Task requirements: Tally the lines holding the word "title" and state the count by itself.

Raw records:
______________________________
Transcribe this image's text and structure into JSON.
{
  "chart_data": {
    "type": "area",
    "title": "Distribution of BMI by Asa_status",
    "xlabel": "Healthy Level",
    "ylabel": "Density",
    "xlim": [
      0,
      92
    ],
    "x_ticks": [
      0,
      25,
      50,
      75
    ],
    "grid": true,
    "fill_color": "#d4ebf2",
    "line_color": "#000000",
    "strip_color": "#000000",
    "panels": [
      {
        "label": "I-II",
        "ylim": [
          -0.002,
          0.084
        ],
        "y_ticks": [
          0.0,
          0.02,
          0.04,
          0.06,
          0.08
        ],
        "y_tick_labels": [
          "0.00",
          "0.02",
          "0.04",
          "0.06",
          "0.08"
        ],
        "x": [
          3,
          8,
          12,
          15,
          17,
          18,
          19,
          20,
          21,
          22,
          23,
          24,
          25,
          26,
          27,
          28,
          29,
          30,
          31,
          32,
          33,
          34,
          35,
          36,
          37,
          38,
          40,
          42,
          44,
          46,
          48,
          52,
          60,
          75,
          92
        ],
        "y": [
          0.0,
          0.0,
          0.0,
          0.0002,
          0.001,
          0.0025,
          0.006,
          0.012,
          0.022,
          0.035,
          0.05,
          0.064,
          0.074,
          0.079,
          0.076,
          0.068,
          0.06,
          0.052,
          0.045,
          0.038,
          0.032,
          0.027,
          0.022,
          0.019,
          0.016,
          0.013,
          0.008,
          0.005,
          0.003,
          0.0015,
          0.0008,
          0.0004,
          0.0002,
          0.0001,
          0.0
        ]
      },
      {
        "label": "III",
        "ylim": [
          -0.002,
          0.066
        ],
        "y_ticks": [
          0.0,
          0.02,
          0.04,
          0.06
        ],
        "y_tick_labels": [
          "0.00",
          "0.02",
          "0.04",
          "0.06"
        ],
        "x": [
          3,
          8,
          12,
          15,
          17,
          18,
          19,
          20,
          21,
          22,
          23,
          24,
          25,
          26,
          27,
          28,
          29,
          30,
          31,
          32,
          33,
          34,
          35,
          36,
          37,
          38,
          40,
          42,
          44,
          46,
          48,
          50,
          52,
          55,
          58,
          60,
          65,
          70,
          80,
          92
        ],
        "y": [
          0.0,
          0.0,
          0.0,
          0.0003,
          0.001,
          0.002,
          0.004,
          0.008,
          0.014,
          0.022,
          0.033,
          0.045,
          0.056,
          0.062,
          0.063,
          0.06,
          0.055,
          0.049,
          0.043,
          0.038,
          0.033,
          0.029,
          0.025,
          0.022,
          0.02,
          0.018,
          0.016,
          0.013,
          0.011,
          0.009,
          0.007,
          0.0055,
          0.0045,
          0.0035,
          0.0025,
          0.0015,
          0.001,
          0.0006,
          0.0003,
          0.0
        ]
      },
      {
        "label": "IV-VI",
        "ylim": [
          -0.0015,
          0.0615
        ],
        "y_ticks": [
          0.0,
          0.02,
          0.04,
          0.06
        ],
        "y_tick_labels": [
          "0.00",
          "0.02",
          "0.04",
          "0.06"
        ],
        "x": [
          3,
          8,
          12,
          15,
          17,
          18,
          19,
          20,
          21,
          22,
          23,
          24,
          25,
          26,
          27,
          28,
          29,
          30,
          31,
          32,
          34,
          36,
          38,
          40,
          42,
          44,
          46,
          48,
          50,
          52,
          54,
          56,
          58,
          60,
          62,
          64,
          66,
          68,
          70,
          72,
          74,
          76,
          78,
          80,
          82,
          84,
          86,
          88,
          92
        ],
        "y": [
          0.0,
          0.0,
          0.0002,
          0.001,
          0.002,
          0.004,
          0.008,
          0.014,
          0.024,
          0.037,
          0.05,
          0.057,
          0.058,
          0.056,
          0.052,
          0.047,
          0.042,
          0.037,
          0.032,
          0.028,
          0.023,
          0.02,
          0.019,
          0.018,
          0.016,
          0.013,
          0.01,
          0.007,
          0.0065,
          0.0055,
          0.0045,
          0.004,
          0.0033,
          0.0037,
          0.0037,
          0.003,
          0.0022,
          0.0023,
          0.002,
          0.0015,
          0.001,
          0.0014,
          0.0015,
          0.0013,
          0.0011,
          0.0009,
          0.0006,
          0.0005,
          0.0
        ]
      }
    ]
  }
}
______________________________
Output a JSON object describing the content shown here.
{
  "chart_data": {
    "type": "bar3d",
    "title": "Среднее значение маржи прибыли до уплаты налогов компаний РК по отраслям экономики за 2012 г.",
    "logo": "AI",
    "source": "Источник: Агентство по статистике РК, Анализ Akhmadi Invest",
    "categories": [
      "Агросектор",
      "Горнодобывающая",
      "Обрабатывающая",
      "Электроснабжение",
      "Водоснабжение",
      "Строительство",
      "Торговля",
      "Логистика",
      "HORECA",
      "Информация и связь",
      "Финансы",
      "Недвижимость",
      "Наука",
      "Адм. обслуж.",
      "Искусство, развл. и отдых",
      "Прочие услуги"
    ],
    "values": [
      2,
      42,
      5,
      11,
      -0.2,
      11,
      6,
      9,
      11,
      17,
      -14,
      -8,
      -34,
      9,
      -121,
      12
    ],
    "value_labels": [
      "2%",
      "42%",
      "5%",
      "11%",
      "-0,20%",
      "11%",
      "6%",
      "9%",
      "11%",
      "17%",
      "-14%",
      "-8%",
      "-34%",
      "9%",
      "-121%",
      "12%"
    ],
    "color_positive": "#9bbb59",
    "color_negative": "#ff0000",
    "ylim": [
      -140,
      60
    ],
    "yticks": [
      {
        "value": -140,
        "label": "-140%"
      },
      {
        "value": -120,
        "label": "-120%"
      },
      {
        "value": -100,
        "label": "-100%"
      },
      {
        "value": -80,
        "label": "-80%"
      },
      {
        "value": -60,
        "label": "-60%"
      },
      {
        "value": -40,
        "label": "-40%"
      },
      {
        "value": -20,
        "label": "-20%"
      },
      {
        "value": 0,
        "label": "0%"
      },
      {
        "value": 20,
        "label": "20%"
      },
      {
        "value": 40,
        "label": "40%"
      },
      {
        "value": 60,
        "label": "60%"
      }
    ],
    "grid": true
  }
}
______________________________
Answer below: 2